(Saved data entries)
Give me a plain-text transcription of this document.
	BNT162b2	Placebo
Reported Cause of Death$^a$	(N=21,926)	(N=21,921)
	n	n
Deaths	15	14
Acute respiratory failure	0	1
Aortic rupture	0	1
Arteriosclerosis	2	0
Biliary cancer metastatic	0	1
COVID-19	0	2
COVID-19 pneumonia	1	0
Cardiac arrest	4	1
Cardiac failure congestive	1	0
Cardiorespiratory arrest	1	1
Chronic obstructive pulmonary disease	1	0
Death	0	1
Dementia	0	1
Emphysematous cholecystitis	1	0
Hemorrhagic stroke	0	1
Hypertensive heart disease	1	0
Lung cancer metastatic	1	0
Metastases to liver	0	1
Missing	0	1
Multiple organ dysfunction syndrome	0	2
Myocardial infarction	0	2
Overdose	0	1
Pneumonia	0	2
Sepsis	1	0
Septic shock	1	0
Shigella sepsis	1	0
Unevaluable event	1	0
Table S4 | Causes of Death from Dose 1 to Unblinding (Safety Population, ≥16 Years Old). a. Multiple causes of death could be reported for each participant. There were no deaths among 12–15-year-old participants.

__DIRECTION__.
Go through the entries above and copy every line containing "arrest".

__SOLUTION TO THE PROBLEM__.
Cardiac arrest	4	1
Cardiorespiratory arrest	1	1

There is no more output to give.